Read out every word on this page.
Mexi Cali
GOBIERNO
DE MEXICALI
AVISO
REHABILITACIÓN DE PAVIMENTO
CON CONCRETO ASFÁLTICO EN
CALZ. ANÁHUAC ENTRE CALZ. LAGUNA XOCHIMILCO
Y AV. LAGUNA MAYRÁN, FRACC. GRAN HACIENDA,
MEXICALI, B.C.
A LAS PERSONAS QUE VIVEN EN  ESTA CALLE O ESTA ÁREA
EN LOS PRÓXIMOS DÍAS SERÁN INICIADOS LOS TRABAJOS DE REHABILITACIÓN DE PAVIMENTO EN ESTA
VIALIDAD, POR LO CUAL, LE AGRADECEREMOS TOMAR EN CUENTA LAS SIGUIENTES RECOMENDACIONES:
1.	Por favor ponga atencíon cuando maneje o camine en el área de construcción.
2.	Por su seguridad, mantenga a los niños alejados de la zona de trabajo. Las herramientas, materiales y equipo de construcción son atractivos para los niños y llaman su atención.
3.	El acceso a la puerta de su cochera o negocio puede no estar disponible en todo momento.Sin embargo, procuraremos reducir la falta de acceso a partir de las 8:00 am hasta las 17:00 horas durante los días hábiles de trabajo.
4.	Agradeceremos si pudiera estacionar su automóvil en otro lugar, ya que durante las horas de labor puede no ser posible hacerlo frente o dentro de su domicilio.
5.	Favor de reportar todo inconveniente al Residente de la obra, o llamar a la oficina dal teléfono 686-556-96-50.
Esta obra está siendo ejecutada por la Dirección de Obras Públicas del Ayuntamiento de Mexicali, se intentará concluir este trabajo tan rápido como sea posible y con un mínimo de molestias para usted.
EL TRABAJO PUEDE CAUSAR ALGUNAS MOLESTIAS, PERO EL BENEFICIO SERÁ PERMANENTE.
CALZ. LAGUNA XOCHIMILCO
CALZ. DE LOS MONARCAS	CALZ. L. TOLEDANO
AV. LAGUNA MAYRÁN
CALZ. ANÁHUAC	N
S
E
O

[EXERCISE DIRECTIONS] Copy all lines from the entries that contain the word "ANÁHUAC".

[EXERCISE RESULT]
CALZ. ANÁHUAC ENTRE CALZ. LAGUNA XOCHIMILCO
CALZ. ANÁHUAC	N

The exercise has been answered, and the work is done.